Exercise — Among the entries below, find the lines with "color" and copy them.

— START Exercise material —

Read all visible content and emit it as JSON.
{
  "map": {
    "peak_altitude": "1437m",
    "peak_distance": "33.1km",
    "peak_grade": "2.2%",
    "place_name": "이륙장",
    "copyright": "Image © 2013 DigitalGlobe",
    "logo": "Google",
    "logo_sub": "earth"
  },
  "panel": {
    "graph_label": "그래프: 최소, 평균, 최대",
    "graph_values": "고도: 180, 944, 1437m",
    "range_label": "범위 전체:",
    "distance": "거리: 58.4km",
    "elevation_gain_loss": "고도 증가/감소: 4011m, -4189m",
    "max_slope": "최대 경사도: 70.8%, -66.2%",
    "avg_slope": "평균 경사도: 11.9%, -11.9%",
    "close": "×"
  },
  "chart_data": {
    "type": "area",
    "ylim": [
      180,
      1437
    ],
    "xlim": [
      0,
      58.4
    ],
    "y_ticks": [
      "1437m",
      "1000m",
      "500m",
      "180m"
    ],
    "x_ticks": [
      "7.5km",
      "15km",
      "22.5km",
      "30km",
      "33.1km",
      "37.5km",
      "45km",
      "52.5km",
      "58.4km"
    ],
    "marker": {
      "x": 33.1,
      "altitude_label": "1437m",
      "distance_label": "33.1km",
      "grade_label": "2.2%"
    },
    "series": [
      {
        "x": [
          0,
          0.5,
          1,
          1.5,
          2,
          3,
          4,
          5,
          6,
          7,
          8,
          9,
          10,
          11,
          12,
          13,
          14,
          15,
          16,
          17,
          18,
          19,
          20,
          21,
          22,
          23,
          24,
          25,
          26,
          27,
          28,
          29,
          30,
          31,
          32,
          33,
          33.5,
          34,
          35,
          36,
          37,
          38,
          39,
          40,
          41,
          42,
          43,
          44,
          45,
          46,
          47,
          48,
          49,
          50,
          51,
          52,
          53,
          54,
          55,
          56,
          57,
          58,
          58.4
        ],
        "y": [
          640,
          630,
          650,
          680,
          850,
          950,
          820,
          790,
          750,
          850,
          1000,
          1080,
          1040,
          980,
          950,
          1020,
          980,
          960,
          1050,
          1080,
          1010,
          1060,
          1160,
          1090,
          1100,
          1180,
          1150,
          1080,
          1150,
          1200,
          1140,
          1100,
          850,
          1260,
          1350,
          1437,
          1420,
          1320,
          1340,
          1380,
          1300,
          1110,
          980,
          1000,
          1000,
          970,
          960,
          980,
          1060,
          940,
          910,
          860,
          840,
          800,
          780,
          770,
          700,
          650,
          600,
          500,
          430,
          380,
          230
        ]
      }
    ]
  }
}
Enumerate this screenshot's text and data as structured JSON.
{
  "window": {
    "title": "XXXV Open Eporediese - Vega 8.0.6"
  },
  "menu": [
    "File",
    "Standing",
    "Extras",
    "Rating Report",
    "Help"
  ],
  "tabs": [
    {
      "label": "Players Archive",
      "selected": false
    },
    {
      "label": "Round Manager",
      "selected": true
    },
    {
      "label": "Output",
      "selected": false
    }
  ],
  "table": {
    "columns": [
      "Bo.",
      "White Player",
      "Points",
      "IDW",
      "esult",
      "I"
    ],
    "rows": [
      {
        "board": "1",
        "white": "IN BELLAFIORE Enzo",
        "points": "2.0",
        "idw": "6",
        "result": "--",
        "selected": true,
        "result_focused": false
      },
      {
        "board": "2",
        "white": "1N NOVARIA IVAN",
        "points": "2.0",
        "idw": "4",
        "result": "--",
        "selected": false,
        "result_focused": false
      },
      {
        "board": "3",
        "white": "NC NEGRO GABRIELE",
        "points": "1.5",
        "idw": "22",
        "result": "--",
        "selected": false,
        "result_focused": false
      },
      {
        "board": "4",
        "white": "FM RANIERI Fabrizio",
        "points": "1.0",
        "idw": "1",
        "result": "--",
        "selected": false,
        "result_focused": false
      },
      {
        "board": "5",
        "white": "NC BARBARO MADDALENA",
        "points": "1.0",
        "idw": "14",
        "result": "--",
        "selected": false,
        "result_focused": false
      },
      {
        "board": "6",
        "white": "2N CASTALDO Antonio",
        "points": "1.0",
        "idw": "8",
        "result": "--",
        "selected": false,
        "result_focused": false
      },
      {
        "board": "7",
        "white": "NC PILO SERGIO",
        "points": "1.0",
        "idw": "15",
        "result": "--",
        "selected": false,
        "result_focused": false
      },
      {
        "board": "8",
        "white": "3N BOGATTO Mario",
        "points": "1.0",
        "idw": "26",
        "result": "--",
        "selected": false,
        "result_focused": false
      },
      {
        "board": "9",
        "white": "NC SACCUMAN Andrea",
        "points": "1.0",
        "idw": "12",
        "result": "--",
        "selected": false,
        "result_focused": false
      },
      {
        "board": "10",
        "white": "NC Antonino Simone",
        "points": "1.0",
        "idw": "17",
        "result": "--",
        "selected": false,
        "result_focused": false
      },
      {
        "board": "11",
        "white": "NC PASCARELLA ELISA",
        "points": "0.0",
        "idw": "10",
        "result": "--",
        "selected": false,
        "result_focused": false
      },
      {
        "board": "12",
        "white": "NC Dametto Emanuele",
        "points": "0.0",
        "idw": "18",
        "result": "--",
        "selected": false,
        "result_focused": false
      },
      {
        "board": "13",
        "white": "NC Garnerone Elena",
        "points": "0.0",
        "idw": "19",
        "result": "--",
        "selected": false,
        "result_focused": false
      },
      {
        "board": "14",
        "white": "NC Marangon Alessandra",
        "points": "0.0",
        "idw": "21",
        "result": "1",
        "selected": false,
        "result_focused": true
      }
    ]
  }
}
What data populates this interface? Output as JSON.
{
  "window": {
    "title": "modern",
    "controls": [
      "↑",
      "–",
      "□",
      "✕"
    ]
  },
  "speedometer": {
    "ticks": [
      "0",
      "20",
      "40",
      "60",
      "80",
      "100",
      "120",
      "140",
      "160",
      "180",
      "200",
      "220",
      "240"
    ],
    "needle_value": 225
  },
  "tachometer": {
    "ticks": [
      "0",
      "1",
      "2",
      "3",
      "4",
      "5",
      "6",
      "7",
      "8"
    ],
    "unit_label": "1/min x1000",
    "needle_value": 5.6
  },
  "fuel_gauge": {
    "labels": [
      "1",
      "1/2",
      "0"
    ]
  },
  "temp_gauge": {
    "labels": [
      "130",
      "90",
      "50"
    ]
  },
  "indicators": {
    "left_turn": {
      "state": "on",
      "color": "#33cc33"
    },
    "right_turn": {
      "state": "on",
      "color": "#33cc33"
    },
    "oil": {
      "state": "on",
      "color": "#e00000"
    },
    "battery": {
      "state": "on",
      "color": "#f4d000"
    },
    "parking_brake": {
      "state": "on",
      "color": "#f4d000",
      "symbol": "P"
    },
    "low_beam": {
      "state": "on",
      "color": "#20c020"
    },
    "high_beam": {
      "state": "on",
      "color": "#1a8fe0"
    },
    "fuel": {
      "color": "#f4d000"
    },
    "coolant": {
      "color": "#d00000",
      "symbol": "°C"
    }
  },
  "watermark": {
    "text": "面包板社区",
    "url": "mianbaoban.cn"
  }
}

— END Exercise material —

Task output —
      "color": "#33cc33"
      "color": "#33cc33"
      "color": "#e00000"
      "color": "#f4d000"
      "color": "#f4d000",
      "color": "#20c020"
      "color": "#1a8fe0"
      "color": "#f4d000"
      "color": "#d00000",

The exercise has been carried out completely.